Records from a collection
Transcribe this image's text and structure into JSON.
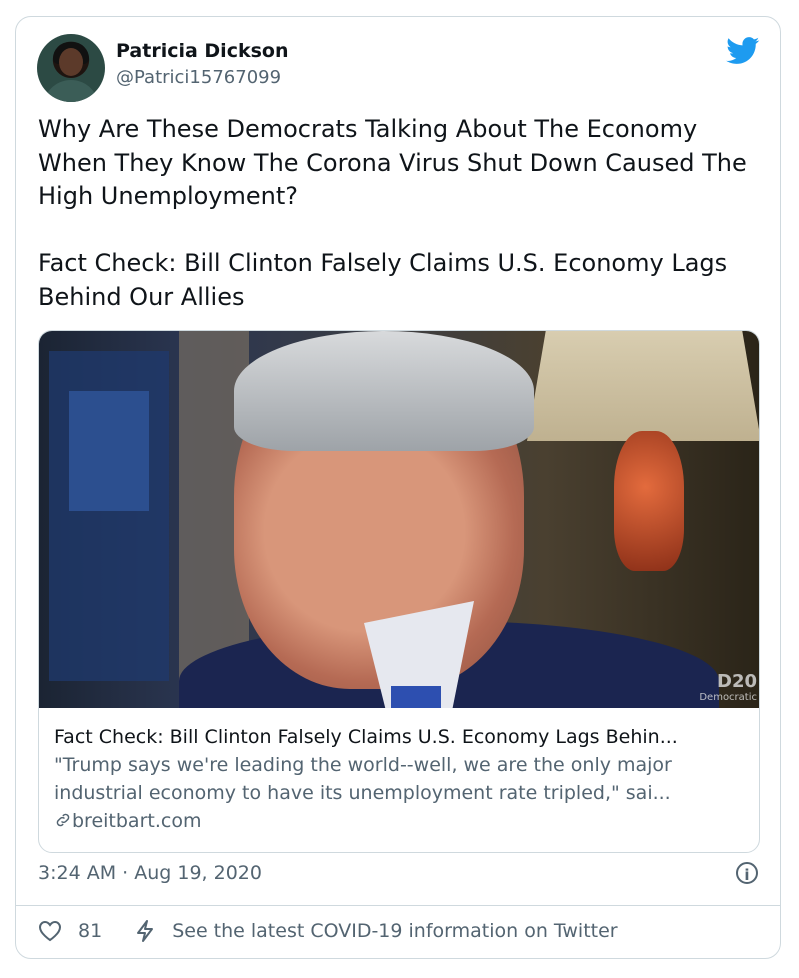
{
  "user": {
    "name": "Patricia Dickson",
    "handle": "@Patrici15767099"
  },
  "tweet": {
    "text": "Why Are These Democrats Talking About The Economy When They Know The Corona Virus Shut Down Caused The High Unemployment?\n\nFact Check: Bill Clinton Falsely Claims U.S. Economy Lags Behind Our Allies"
  },
  "link_card": {
    "image_watermark_top": "D20",
    "image_watermark_bottom": "Democratic",
    "title": "Fact Check: Bill Clinton Falsely Claims U.S. Economy Lags Behin...",
    "description": "\"Trump says we're leading the world--well, we are the only major industrial economy to have its unemployment rate tripled,\" sai...",
    "domain": "breitbart.com",
    "link_icon": "link-icon"
  },
  "meta": {
    "timestamp": "3:24 AM · Aug 19, 2020",
    "info_icon": "i"
  },
  "actions": {
    "likes": "81",
    "covid_link": "See the latest COVID-19 information on Twitter"
  },
  "colors": {
    "twitter_blue": "#1d9bf0",
    "text_primary": "#0f1419",
    "text_secondary": "#536471",
    "border": "#cfd9de"
  }
}
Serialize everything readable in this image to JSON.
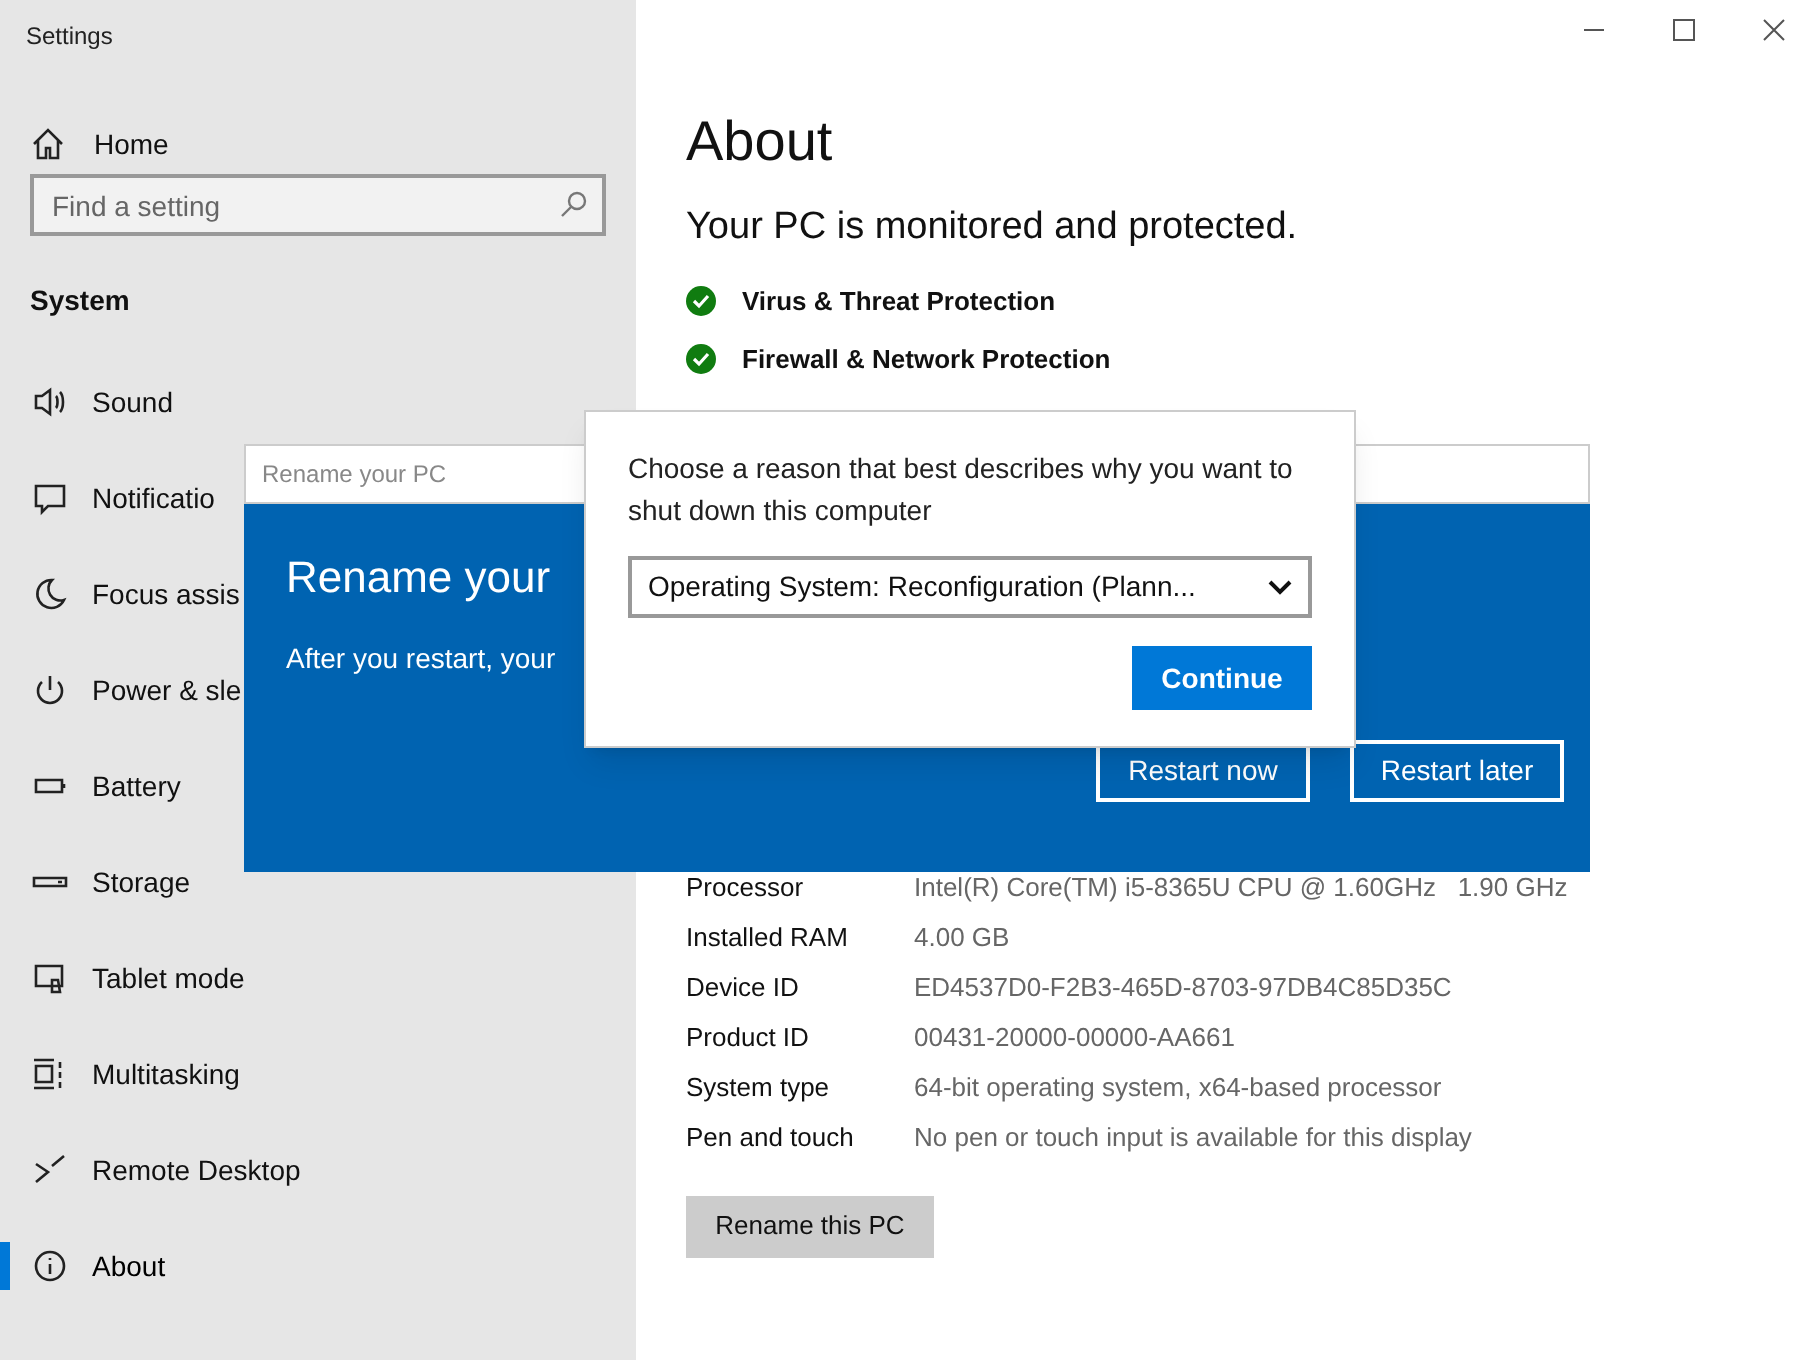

WHAT TO WORK ON: Retype the data above as given, letting no picture into the copy.

RESULT BELOW:
Transcribe this image's text and structure into JSON.
{
  "user": {
    "name": "Patricia Dickson",
    "handle": "@Patrici15767099"
  },
  "tweet": {
    "text": "Why Are These Democrats Talking About The Economy When They Know The Corona Virus Shut Down Caused The High Unemployment?\n\nFact Check: Bill Clinton Falsely Claims U.S. Economy Lags Behind Our Allies"
  },
  "link_card": {
    "image_watermark_top": "D20",
    "image_watermark_bottom": "Democratic",
    "title": "Fact Check: Bill Clinton Falsely Claims U.S. Economy Lags Behin...",
    "description": "\"Trump says we're leading the world--well, we are the only major industrial economy to have its unemployment rate tripled,\" sai...",
    "domain": "breitbart.com",
    "link_icon": "link-icon"
  },
  "meta": {
    "timestamp": "3:24 AM · Aug 19, 2020",
    "info_icon": "i"
  },
  "actions": {
    "likes": "81",
    "covid_link": "See the latest COVID-19 information on Twitter"
  },
  "colors": {
    "twitter_blue": "#1d9bf0",
    "text_primary": "#0f1419",
    "text_secondary": "#536471",
    "border": "#cfd9de"
  }
}
Serialize everything readable in this image to JSON.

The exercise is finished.